Exercise instructions: How many lines hold the string "screenshot"? Give only the number.

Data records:
#####

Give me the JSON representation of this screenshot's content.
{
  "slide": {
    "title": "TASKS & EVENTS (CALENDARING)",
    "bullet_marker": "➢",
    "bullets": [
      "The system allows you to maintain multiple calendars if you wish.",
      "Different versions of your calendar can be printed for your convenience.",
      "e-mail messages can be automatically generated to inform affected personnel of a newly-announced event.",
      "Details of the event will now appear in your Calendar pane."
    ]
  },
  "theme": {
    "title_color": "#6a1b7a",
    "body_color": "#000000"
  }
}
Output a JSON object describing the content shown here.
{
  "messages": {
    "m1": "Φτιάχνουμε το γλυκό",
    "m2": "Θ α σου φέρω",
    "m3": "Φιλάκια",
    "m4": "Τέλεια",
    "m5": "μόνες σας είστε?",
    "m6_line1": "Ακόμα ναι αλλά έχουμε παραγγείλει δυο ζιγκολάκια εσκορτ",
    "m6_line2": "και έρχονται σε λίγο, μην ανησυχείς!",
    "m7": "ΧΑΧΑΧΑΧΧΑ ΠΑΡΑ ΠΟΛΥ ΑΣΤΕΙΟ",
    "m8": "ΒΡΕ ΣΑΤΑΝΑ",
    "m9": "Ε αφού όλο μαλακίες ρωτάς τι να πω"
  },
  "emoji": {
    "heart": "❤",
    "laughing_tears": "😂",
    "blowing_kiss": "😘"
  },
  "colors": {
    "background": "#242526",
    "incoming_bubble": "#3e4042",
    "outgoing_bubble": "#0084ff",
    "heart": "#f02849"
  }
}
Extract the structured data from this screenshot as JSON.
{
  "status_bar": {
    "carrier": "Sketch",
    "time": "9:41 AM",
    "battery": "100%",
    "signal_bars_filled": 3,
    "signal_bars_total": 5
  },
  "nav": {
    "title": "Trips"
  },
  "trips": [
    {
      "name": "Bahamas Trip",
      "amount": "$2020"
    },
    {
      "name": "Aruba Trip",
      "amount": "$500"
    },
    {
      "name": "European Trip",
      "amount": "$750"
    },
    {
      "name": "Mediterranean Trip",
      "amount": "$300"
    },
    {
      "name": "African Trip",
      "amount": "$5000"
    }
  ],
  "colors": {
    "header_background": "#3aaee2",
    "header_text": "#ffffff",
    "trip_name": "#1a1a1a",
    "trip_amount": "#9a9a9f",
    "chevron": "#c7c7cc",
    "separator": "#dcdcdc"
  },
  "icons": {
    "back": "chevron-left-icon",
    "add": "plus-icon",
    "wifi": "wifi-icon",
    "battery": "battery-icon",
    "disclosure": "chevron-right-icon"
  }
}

#####

The result: 2